▸ **Problem requirements**
All entries should be output exactly as they stand.

[Figure data in JSON]
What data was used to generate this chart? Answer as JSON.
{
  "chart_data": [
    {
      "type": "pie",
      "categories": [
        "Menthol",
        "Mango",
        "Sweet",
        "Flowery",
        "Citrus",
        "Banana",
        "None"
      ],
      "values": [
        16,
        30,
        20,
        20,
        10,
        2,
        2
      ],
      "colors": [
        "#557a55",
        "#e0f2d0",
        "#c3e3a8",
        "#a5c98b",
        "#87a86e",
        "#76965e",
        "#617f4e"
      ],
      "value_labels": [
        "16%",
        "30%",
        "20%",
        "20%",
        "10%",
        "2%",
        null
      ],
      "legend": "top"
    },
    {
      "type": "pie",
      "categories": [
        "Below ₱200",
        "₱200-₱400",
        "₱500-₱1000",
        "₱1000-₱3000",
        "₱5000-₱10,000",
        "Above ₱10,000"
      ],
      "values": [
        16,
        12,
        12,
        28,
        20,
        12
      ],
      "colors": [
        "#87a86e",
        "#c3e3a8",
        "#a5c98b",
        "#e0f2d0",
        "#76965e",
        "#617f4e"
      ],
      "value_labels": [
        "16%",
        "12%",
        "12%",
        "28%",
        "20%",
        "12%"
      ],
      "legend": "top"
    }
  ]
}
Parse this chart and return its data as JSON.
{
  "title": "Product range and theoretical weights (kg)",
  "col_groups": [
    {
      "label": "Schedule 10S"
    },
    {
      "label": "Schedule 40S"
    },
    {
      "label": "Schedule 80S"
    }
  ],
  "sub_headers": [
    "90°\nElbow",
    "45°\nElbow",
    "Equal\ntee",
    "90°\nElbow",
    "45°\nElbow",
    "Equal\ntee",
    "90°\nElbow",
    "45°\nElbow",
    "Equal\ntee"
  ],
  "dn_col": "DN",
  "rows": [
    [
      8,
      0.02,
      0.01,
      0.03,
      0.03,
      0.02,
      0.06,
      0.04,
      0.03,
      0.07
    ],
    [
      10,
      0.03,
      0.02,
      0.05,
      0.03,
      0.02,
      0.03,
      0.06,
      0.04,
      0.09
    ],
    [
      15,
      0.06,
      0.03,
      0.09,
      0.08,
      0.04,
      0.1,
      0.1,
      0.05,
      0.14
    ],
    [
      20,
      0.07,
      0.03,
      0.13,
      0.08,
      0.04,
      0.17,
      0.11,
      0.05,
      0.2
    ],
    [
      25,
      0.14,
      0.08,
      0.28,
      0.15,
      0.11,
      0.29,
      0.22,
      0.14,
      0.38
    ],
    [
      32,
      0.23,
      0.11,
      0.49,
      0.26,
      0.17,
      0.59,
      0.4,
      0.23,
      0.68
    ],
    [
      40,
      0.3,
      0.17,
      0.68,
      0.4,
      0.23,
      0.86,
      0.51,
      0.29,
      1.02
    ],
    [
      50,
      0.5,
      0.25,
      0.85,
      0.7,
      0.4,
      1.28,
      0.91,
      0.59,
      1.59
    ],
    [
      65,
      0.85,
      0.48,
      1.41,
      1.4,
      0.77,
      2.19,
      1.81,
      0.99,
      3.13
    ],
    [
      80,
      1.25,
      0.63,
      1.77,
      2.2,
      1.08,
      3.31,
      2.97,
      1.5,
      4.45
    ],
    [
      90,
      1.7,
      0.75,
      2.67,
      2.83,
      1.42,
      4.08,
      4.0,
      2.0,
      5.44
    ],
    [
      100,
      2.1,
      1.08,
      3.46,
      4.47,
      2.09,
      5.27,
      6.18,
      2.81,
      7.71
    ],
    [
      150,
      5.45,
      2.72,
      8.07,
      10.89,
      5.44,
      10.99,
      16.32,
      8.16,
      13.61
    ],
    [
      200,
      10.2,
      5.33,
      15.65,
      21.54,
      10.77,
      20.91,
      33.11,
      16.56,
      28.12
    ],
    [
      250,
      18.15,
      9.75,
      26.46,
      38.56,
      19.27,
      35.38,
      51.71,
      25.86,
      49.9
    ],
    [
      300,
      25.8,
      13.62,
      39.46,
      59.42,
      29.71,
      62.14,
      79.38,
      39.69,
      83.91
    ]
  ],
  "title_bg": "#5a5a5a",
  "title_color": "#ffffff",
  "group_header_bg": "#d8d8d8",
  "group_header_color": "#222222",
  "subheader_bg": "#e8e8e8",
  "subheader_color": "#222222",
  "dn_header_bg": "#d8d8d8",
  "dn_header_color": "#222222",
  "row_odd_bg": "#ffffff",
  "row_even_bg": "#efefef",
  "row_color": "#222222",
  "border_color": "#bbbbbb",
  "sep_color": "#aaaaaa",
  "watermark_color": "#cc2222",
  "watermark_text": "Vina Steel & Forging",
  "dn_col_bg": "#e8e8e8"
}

▸ **Full answer**
What data was used to generate this chart? Answer as JSON.
{
  "chart_data": [
    {
      "type": "pie",
      "categories": [
        "Menthol",
        "Mango",
        "Sweet",
        "Flowery",
        "Citrus",
        "Banana",
        "None"
      ],
      "values": [
        16,
        30,
        20,
        20,
        10,
        2,
        2
      ],
      "colors": [
        "#557a55",
        "#e0f2d0",
        "#c3e3a8",
        "#a5c98b",
        "#87a86e",
        "#76965e",
        "#617f4e"
      ],
      "value_labels": [
        "16%",
        "30%",
        "20%",
        "20%",
        "10%",
        "2%",
        null
      ],
      "legend": "top"
    },
    {
      "type": "pie",
      "categories": [
        "Below ₱200",
        "₱200-₱400",
        "₱500-₱1000",
        "₱1000-₱3000",
        "₱5000-₱10,000",
        "Above ₱10,000"
      ],
      "values": [
        16,
        12,
        12,
        28,
        20,
        12
      ],
      "colors": [
        "#87a86e",
        "#c3e3a8",
        "#a5c98b",
        "#e0f2d0",
        "#76965e",
        "#617f4e"
      ],
      "value_labels": [
        "16%",
        "12%",
        "12%",
        "28%",
        "20%",
        "12%"
      ],
      "legend": "top"
    }
  ]
}
Parse this chart and return its data as JSON.
{
  "title": "Product range and theoretical weights (kg)",
  "col_groups": [
    {
      "label": "Schedule 10S"
    },
    {
      "label": "Schedule 40S"
    },
    {
      "label": "Schedule 80S"
    }
  ],
  "sub_headers": [
    "90°\nElbow",
    "45°\nElbow",
    "Equal\ntee",
    "90°\nElbow",
    "45°\nElbow",
    "Equal\ntee",
    "90°\nElbow",
    "45°\nElbow",
    "Equal\ntee"
  ],
  "dn_col": "DN",
  "rows": [
    [
      8,
      0.02,
      0.01,
      0.03,
      0.03,
      0.02,
      0.06,
      0.04,
      0.03,
      0.07
    ],
    [
      10,
      0.03,
      0.02,
      0.05,
      0.03,
      0.02,
      0.03,
      0.06,
      0.04,
      0.09
    ],
    [
      15,
      0.06,
      0.03,
      0.09,
      0.08,
      0.04,
      0.1,
      0.1,
      0.05,
      0.14
    ],
    [
      20,
      0.07,
      0.03,
      0.13,
      0.08,
      0.04,
      0.17,
      0.11,
      0.05,
      0.2
    ],
    [
      25,
      0.14,
      0.08,
      0.28,
      0.15,
      0.11,
      0.29,
      0.22,
      0.14,
      0.38
    ],
    [
      32,
      0.23,
      0.11,
      0.49,
      0.26,
      0.17,
      0.59,
      0.4,
      0.23,
      0.68
    ],
    [
      40,
      0.3,
      0.17,
      0.68,
      0.4,
      0.23,
      0.86,
      0.51,
      0.29,
      1.02
    ],
    [
      50,
      0.5,
      0.25,
      0.85,
      0.7,
      0.4,
      1.28,
      0.91,
      0.59,
      1.59
    ],
    [
      65,
      0.85,
      0.48,
      1.41,
      1.4,
      0.77,
      2.19,
      1.81,
      0.99,
      3.13
    ],
    [
      80,
      1.25,
      0.63,
      1.77,
      2.2,
      1.08,
      3.31,
      2.97,
      1.5,
      4.45
    ],
    [
      90,
      1.7,
      0.75,
      2.67,
      2.83,
      1.42,
      4.08,
      4.0,
      2.0,
      5.44
    ],
    [
      100,
      2.1,
      1.08,
      3.46,
      4.47,
      2.09,
      5.27,
      6.18,
      2.81,
      7.71
    ],
    [
      150,
      5.45,
      2.72,
      8.07,
      10.89,
      5.44,
      10.99,
      16.32,
      8.16,
      13.61
    ],
    [
      200,
      10.2,
      5.33,
      15.65,
      21.54,
      10.77,
      20.91,
      33.11,
      16.56,
      28.12
    ],
    [
      250,
      18.15,
      9.75,
      26.46,
      38.56,
      19.27,
      35.38,
      51.71,
      25.86,
      49.9
    ],
    [
      300,
      25.8,
      13.62,
      39.46,
      59.42,
      29.71,
      62.14,
      79.38,
      39.69,
      83.91
    ]
  ],
  "title_bg": "#5a5a5a",
  "title_color": "#ffffff",
  "group_header_bg": "#d8d8d8",
  "group_header_color": "#222222",
  "subheader_bg": "#e8e8e8",
  "subheader_color": "#222222",
  "dn_header_bg": "#d8d8d8",
  "dn_header_color": "#222222",
  "row_odd_bg": "#ffffff",
  "row_even_bg": "#efefef",
  "row_color": "#222222",
  "border_color": "#bbbbbb",
  "sep_color": "#aaaaaa",
  "watermark_color": "#cc2222",
  "watermark_text": "Vina Steel & Forging",
  "dn_col_bg": "#e8e8e8"
}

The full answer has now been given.